> Data records
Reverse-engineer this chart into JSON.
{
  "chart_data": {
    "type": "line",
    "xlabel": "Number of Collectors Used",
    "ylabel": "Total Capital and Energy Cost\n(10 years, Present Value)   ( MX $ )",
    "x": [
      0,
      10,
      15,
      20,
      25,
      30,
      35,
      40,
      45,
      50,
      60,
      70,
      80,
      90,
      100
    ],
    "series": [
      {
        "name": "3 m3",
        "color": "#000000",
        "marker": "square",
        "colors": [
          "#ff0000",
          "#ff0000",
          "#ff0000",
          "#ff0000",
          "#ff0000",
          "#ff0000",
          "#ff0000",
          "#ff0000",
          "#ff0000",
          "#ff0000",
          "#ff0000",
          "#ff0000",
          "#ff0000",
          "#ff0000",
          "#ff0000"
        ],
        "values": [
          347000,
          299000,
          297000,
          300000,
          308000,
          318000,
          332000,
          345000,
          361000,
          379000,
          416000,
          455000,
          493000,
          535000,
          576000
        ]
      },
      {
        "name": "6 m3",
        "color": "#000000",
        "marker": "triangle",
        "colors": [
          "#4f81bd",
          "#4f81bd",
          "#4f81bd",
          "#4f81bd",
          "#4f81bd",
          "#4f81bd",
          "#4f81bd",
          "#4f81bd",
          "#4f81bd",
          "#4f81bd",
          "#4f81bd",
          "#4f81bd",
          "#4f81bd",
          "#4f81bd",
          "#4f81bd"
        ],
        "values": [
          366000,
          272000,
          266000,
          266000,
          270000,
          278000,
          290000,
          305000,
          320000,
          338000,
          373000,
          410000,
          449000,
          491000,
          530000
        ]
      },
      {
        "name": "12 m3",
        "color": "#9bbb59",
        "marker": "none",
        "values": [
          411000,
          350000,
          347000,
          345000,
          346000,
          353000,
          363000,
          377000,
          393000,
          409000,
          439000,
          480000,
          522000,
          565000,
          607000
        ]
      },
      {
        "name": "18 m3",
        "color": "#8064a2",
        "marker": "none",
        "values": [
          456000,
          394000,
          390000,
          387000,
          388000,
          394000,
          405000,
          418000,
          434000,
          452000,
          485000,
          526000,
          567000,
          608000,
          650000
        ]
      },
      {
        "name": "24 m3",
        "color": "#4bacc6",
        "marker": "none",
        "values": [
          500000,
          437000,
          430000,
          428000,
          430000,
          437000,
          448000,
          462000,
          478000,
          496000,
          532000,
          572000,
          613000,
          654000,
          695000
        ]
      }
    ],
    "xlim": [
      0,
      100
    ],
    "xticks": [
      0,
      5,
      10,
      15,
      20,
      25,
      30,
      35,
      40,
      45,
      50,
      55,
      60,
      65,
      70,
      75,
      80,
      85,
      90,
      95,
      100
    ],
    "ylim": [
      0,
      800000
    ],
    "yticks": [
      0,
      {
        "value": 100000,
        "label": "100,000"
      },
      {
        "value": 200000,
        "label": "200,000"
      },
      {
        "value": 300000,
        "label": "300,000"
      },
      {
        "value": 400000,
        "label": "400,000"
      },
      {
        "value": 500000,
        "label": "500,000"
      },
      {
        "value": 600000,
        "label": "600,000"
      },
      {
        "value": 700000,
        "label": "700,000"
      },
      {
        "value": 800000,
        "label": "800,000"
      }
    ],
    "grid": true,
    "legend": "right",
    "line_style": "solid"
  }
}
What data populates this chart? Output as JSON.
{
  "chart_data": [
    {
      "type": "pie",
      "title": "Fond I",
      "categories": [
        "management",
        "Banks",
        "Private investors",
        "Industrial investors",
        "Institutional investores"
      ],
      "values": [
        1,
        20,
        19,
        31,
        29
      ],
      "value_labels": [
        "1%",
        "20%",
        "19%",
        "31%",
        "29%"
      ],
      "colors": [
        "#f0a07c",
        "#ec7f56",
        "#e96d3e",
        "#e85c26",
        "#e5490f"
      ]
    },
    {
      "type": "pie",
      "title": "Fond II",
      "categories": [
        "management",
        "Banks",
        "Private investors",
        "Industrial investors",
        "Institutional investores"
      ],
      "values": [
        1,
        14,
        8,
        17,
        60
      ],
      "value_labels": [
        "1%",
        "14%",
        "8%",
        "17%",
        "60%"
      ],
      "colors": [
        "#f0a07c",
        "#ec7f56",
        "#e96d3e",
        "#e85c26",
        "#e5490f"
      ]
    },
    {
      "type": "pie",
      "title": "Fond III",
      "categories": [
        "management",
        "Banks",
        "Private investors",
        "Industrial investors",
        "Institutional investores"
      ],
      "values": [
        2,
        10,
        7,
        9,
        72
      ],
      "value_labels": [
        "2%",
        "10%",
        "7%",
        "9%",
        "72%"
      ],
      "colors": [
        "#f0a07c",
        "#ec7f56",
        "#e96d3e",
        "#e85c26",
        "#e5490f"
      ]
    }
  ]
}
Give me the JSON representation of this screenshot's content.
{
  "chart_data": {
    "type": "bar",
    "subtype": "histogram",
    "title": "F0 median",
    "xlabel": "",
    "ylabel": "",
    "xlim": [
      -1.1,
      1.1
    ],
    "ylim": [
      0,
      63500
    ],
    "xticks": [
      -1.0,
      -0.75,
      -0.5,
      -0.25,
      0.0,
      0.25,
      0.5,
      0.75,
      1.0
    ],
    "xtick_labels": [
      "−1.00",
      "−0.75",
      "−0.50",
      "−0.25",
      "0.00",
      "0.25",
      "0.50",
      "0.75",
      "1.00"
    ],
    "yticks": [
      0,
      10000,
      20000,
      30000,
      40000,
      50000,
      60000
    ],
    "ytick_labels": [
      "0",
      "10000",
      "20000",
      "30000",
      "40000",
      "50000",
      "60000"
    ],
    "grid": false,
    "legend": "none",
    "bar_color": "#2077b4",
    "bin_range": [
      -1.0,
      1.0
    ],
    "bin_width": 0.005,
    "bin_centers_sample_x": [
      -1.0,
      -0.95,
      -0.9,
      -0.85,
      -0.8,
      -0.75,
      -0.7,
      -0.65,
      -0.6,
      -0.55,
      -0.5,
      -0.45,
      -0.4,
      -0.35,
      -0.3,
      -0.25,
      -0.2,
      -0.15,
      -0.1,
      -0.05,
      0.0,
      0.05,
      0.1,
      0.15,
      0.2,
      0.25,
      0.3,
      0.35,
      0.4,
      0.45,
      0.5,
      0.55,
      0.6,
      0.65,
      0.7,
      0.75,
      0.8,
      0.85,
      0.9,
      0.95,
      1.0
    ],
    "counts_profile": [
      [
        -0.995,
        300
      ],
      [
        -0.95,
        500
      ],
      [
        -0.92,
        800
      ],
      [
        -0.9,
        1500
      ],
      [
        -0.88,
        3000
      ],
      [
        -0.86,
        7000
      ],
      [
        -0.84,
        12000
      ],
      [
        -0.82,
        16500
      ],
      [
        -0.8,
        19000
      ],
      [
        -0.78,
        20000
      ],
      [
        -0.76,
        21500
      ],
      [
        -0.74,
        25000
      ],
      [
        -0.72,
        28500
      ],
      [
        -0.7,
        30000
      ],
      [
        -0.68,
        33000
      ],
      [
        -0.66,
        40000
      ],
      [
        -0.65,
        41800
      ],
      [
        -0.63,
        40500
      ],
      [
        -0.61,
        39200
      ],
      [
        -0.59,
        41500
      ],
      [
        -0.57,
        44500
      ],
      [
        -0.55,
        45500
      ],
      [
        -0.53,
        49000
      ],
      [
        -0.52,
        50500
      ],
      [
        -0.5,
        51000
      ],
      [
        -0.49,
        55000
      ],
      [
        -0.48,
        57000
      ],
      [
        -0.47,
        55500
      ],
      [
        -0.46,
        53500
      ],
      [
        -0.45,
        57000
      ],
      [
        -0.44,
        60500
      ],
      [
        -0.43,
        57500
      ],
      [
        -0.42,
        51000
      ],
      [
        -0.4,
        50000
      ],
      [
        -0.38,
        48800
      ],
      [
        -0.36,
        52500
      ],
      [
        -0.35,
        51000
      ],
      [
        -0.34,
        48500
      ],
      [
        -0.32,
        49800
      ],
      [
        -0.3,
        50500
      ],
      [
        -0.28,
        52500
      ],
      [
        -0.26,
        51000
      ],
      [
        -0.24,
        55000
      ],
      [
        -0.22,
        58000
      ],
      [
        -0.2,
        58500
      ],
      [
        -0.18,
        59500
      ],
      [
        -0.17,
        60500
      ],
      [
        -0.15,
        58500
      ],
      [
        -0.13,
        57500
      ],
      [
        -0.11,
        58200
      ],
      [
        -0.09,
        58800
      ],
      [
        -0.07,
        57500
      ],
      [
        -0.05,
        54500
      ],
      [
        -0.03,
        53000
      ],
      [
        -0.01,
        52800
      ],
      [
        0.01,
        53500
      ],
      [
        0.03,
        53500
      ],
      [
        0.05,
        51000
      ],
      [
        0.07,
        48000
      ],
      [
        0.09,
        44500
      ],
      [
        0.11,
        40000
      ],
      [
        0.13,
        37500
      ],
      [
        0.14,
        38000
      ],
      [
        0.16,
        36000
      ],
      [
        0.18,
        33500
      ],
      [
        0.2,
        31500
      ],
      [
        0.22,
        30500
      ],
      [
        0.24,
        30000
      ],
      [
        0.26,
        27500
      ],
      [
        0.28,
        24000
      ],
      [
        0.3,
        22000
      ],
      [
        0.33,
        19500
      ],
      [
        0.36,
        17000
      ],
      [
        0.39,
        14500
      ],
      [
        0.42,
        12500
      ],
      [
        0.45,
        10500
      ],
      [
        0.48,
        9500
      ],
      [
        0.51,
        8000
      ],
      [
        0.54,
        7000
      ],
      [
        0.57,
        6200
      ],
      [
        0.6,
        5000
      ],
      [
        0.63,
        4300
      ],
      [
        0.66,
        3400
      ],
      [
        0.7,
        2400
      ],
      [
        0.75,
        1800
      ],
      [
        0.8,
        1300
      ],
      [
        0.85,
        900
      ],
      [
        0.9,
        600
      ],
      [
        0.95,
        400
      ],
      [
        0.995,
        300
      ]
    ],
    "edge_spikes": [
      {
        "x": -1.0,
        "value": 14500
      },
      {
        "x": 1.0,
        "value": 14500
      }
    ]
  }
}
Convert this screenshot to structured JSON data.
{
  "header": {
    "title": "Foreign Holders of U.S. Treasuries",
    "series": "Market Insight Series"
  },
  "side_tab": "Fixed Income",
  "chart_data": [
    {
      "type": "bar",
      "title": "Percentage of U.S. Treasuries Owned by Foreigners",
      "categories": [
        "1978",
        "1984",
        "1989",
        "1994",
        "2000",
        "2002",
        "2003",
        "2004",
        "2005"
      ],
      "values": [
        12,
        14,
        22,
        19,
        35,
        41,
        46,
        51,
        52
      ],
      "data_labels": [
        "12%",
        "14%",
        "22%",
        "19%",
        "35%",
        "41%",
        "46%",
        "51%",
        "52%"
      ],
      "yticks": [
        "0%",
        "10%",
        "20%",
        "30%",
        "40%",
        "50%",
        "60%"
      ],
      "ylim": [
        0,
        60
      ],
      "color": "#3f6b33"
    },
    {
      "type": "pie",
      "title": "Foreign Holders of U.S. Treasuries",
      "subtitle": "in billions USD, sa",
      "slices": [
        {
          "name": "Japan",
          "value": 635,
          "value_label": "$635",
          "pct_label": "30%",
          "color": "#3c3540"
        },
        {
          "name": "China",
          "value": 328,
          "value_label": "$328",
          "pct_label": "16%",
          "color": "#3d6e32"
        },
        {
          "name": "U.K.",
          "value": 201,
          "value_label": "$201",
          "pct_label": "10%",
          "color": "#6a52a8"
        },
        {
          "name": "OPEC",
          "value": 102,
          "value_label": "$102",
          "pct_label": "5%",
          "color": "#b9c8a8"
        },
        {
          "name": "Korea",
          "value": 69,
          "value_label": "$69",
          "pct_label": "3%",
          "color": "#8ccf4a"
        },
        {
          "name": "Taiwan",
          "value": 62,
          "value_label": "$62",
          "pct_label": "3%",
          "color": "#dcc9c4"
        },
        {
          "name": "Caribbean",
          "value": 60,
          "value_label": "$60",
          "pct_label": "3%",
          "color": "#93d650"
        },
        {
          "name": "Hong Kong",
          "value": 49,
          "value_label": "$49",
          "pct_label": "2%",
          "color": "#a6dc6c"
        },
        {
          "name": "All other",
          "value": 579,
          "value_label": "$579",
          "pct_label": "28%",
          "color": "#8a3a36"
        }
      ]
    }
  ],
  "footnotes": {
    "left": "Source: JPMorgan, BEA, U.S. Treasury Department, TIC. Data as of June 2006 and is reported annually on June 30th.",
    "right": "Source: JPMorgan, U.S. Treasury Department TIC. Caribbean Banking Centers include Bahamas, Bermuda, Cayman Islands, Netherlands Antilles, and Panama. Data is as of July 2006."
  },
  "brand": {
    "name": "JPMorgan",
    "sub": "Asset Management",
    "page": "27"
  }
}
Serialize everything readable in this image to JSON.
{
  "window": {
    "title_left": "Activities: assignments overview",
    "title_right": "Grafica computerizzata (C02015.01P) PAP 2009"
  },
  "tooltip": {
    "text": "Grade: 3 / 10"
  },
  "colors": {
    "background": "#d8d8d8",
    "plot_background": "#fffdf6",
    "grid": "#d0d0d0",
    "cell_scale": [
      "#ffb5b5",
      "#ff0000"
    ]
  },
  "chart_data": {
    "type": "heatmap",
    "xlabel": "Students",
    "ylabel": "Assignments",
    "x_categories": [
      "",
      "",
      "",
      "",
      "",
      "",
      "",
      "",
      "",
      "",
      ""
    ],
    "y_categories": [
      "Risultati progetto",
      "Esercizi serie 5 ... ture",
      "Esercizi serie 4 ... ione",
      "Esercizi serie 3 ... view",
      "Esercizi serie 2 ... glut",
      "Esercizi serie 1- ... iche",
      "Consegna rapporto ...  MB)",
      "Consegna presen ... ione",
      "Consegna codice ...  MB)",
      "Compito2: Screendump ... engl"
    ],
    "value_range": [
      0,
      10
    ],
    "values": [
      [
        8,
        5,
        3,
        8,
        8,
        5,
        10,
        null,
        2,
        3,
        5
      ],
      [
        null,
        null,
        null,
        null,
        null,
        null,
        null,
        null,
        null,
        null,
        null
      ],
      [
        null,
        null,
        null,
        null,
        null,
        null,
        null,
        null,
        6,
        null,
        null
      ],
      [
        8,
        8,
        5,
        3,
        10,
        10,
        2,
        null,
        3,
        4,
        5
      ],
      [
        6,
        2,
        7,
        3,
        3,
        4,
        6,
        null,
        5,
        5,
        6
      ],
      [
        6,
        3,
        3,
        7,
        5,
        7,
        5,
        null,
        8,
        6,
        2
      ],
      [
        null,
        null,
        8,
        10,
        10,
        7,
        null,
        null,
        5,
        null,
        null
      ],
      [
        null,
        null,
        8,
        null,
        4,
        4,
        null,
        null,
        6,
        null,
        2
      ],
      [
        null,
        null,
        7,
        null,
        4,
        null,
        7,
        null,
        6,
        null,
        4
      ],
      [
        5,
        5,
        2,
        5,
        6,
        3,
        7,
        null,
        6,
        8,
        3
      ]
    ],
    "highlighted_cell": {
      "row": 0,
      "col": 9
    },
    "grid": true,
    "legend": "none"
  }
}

> Request
Search the records above for "Consegna". Copy each line where it is found.

> Response to the task
      "Consegna rapporto ...  MB)",
      "Consegna presen ... ione",
      "Consegna codice ...  MB)",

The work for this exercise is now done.